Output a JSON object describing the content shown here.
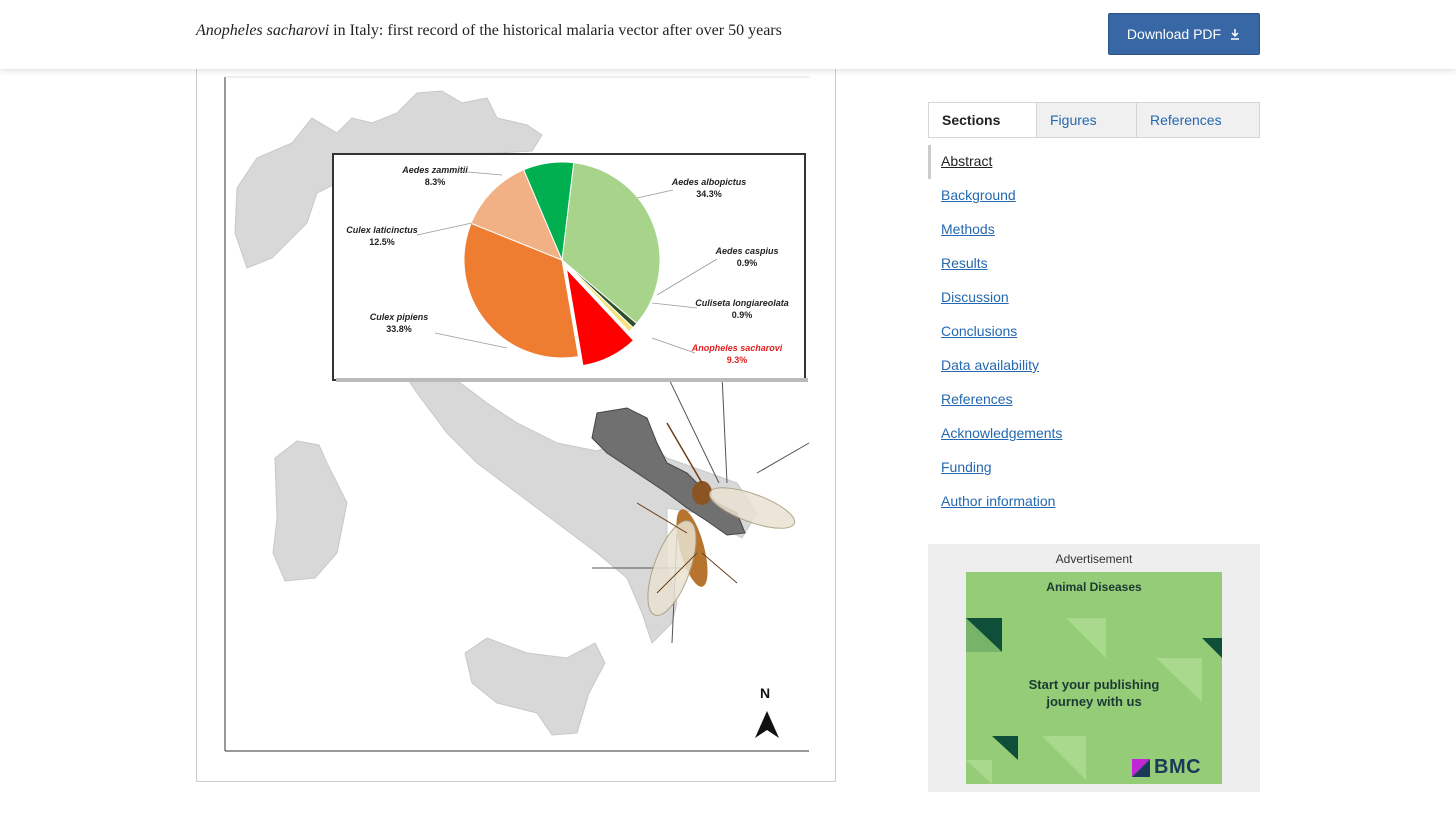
{
  "header": {
    "title_italic": "Anopheles sacharovi",
    "title_rest": " in Italy: first record of the historical malaria vector after over 50 years",
    "download_label": "Download PDF"
  },
  "figure": {
    "north_label": "N",
    "pie_title": "",
    "chart_data": {
      "type": "pie",
      "title": "",
      "slices": [
        {
          "label": "Aedes albopictus",
          "value": 34.3,
          "display": "34.3%",
          "color": "#a8d38a"
        },
        {
          "label": "Aedes caspius",
          "value": 0.9,
          "display": "0.9%",
          "color": "#2f4f2a"
        },
        {
          "label": "Culiseta longiareolata",
          "value": 0.9,
          "display": "0.9%",
          "color": "#f7e27a"
        },
        {
          "label": "Anopheles sacharovi",
          "value": 9.3,
          "display": "9.3%",
          "color": "#ff0000",
          "exploded": true
        },
        {
          "label": "Culex pipiens",
          "value": 33.8,
          "display": "33.8%",
          "color": "#ee7d31"
        },
        {
          "label": "Culex laticinctus",
          "value": 12.5,
          "display": "12.5%",
          "color": "#f2b085"
        },
        {
          "label": "Aedes zammitii",
          "value": 8.3,
          "display": "8.3%",
          "color": "#00b050"
        }
      ]
    }
  },
  "tabs": [
    {
      "label": "Sections",
      "active": true
    },
    {
      "label": "Figures",
      "active": false
    },
    {
      "label": "References",
      "active": false
    }
  ],
  "sections": [
    "Abstract",
    "Background",
    "Methods",
    "Results",
    "Discussion",
    "Conclusions",
    "Data availability",
    "References",
    "Acknowledgements",
    "Funding",
    "Author information"
  ],
  "ad": {
    "label": "Advertisement",
    "heading": "Animal Diseases",
    "body": "Start your publishing\njourney with us",
    "brand": "BMC",
    "colors": {
      "background": "#95cc77",
      "dark": "#0f4f3a",
      "brand_accent": "#c026d3"
    }
  },
  "icons": {
    "download": "download-icon",
    "north_arrow": "north-arrow-icon",
    "bmc_logo": "bmc-logo-icon"
  }
}
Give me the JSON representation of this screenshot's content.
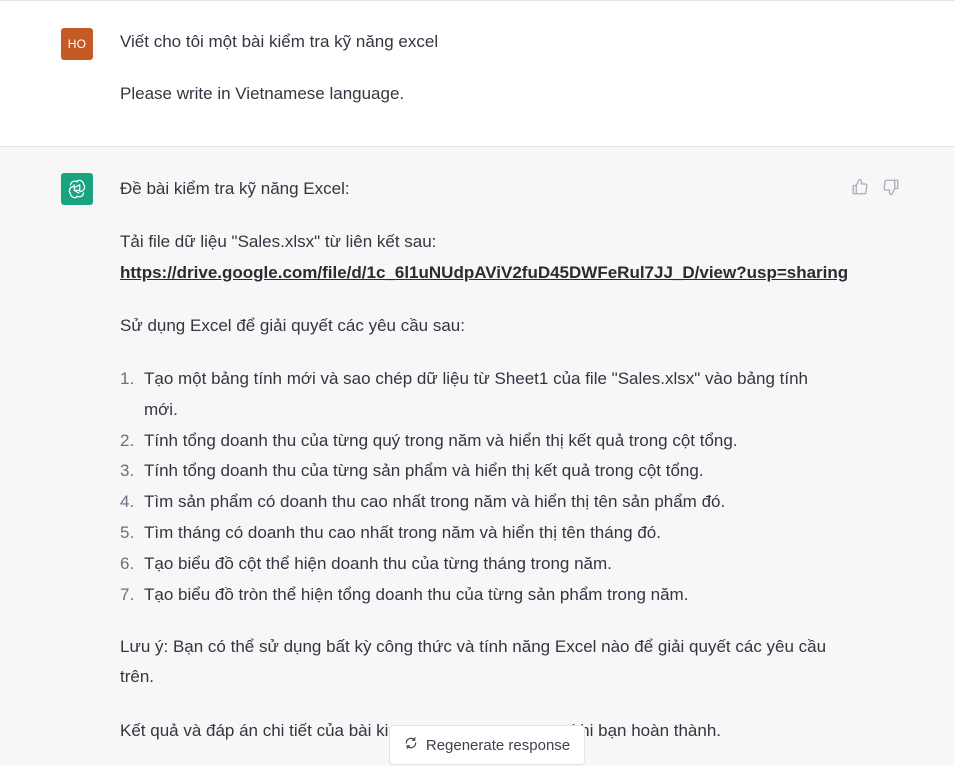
{
  "user_message": {
    "avatar_initials": "HO",
    "avatar_color": "#c55a26",
    "line1": "Viết cho tôi một bài kiểm tra kỹ năng excel",
    "line2": "Please write in Vietnamese language."
  },
  "assistant_message": {
    "avatar_icon": "openai-logo-icon",
    "avatar_color": "#19a37f",
    "title": "Đề bài kiểm tra kỹ năng Excel:",
    "file_intro": "Tải file dữ liệu \"Sales.xlsx\" từ liên kết sau:",
    "link": "https://drive.google.com/file/d/1c_6l1uNUdpAViV2fuD45DWFeRul7JJ_D/view?usp=sharing",
    "use_intro": "Sử dụng Excel để giải quyết các yêu cầu sau:",
    "steps": [
      {
        "num": "1.",
        "text": "Tạo một bảng tính mới và sao chép dữ liệu từ Sheet1 của file \"Sales.xlsx\" vào bảng tính mới."
      },
      {
        "num": "2.",
        "text": "Tính tổng doanh thu của từng quý trong năm và hiển thị kết quả trong cột tổng."
      },
      {
        "num": "3.",
        "text": "Tính tổng doanh thu của từng sản phẩm và hiển thị kết quả trong cột tổng."
      },
      {
        "num": "4.",
        "text": "Tìm sản phẩm có doanh thu cao nhất trong năm và hiển thị tên sản phẩm đó."
      },
      {
        "num": "5.",
        "text": "Tìm tháng có doanh thu cao nhất trong năm và hiển thị tên tháng đó."
      },
      {
        "num": "6.",
        "text": "Tạo biểu đồ cột thể hiện doanh thu của từng tháng trong năm."
      },
      {
        "num": "7.",
        "text": "Tạo biểu đồ tròn thể hiện tổng doanh thu của từng sản phẩm trong năm."
      }
    ],
    "note": "Lưu ý: Bạn có thể sử dụng bất kỳ công thức và tính năng Excel nào để giải quyết các yêu cầu trên.",
    "result_text": "Kết quả và đáp án chi tiết của bài ki                                sau khi bạn hoàn thành.",
    "feedback": {
      "thumbs_up_icon": "thumbs-up-icon",
      "thumbs_down_icon": "thumbs-down-icon"
    }
  },
  "regenerate": {
    "icon": "refresh-icon",
    "label": "Regenerate response"
  }
}
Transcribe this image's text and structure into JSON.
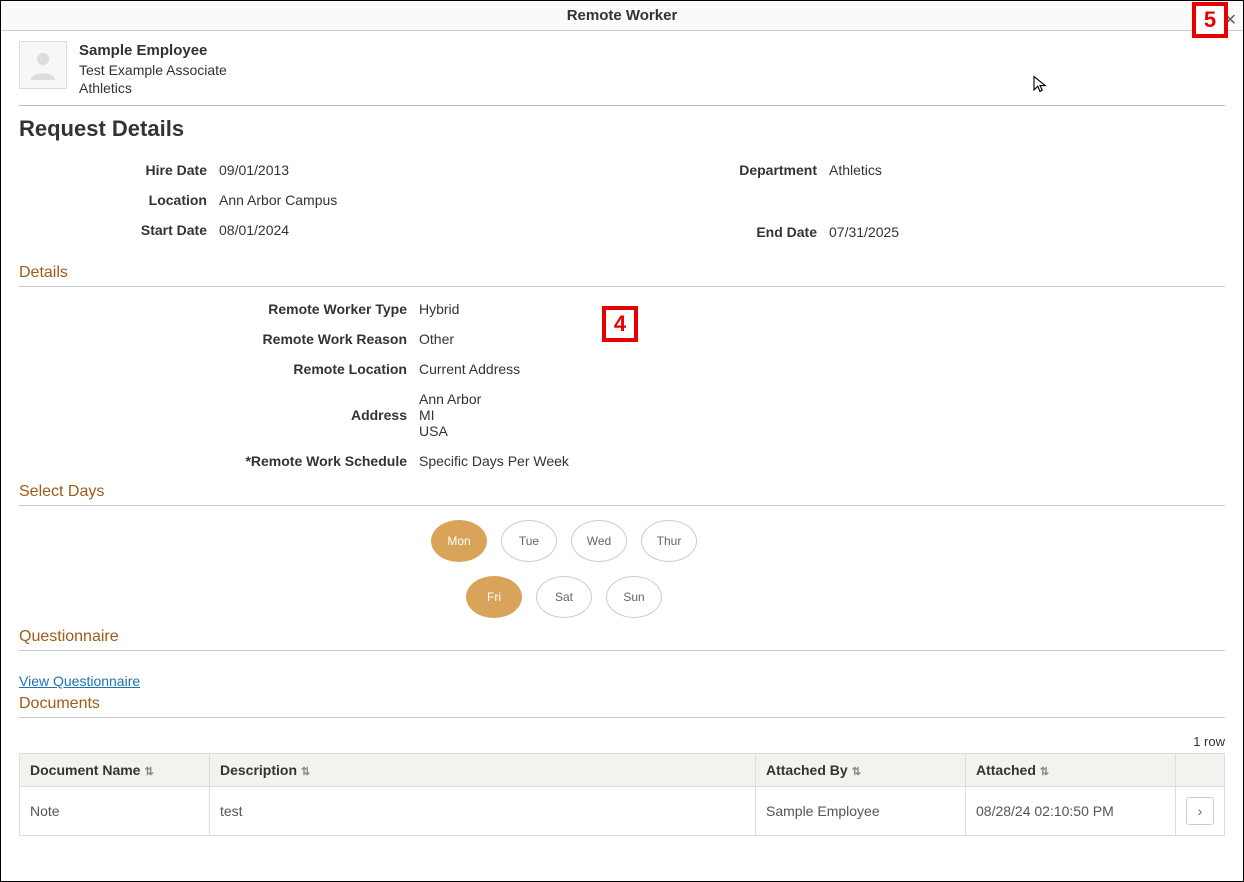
{
  "header": {
    "title": "Remote Worker"
  },
  "employee": {
    "name": "Sample Employee",
    "title": "Test Example Associate",
    "dept": "Athletics"
  },
  "pageTitle": "Request Details",
  "top": {
    "hireDate": {
      "label": "Hire Date",
      "value": "09/01/2013"
    },
    "department": {
      "label": "Department",
      "value": "Athletics"
    },
    "location": {
      "label": "Location",
      "value": "Ann Arbor Campus"
    },
    "startDate": {
      "label": "Start Date",
      "value": "08/01/2024"
    },
    "endDate": {
      "label": "End Date",
      "value": "07/31/2025"
    }
  },
  "sections": {
    "details": "Details",
    "selectDays": "Select Days",
    "questionnaire": "Questionnaire",
    "documents": "Documents"
  },
  "details": {
    "type": {
      "label": "Remote Worker Type",
      "value": "Hybrid"
    },
    "reason": {
      "label": "Remote Work Reason",
      "value": "Other"
    },
    "remoteLocation": {
      "label": "Remote Location",
      "value": "Current Address"
    },
    "address": {
      "label": "Address",
      "l1": "Ann Arbor",
      "l2": "MI",
      "l3": "USA"
    },
    "schedule": {
      "label": "*Remote Work Schedule",
      "value": "Specific Days Per Week"
    }
  },
  "days": {
    "mon": "Mon",
    "tue": "Tue",
    "wed": "Wed",
    "thur": "Thur",
    "fri": "Fri",
    "sat": "Sat",
    "sun": "Sun"
  },
  "questionnaire": {
    "link": "View Questionnaire"
  },
  "documents": {
    "rowCount": "1 row",
    "headers": {
      "name": "Document Name",
      "desc": "Description",
      "by": "Attached By",
      "at": "Attached"
    },
    "rows": [
      {
        "name": "Note",
        "desc": "test",
        "by": "Sample Employee",
        "at": "08/28/24 02:10:50 PM"
      }
    ]
  },
  "annotations": {
    "four": "4",
    "five": "5"
  }
}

• _Exercise details_
Filter the data for the string "Sample" and copy every line that has it.

• _Written answer_
    "name": "Sample Employee",
        "by": "Sample Employee",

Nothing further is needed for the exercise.